Task directions - Write each record again exactly as it stands.

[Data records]
○ ○ ○ ○ ○ ○ ○

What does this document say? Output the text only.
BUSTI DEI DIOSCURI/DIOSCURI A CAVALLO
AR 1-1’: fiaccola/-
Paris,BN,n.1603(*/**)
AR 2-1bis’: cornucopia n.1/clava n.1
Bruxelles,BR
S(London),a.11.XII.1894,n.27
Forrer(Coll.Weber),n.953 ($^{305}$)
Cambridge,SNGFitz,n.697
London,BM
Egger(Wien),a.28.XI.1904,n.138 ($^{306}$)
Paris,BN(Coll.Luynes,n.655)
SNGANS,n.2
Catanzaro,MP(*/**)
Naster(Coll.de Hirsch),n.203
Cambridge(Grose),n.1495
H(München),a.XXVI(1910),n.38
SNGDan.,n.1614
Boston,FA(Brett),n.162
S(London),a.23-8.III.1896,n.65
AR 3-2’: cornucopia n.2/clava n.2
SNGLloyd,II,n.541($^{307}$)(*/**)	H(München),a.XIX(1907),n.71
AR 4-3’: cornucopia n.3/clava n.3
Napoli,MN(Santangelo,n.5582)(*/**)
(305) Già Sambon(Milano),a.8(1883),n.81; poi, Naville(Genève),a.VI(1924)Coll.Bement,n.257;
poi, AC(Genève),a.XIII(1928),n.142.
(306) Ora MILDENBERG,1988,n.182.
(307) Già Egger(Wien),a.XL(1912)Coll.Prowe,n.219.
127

○ ○ ○ ○ ○ ○ ○

Finished task -
What does this document say? Output the text only.
BUSTI DEI DIOSCURI/DIOSCURI A CAVALLO
AR 1-1’: fiaccola/-
Paris,BN,n.1603(*/**)
AR 2-1bis’: cornucopia n.1/clava n.1
Bruxelles,BR
S(London),a.11.XII.1894,n.27
Forrer(Coll.Weber),n.953 ($^{305}$)
Cambridge,SNGFitz,n.697
London,BM
Egger(Wien),a.28.XI.1904,n.138 ($^{306}$)
Paris,BN(Coll.Luynes,n.655)
SNGANS,n.2
Catanzaro,MP(*/**)
Naster(Coll.de Hirsch),n.203
Cambridge(Grose),n.1495
H(München),a.XXVI(1910),n.38
SNGDan.,n.1614
Boston,FA(Brett),n.162
S(London),a.23-8.III.1896,n.65
AR 3-2’: cornucopia n.2/clava n.2
SNGLloyd,II,n.541($^{307}$)(*/**)	H(München),a.XIX(1907),n.71
AR 4-3’: cornucopia n.3/clava n.3
Napoli,MN(Santangelo,n.5582)(*/**)
(305) Già Sambon(Milano),a.8(1883),n.81; poi, Naville(Genève),a.VI(1924)Coll.Bement,n.257;
poi, AC(Genève),a.XIII(1928),n.142.
(306) Ora MILDENBERG,1988,n.182.
(307) Già Egger(Wien),a.XL(1912)Coll.Prowe,n.219.
127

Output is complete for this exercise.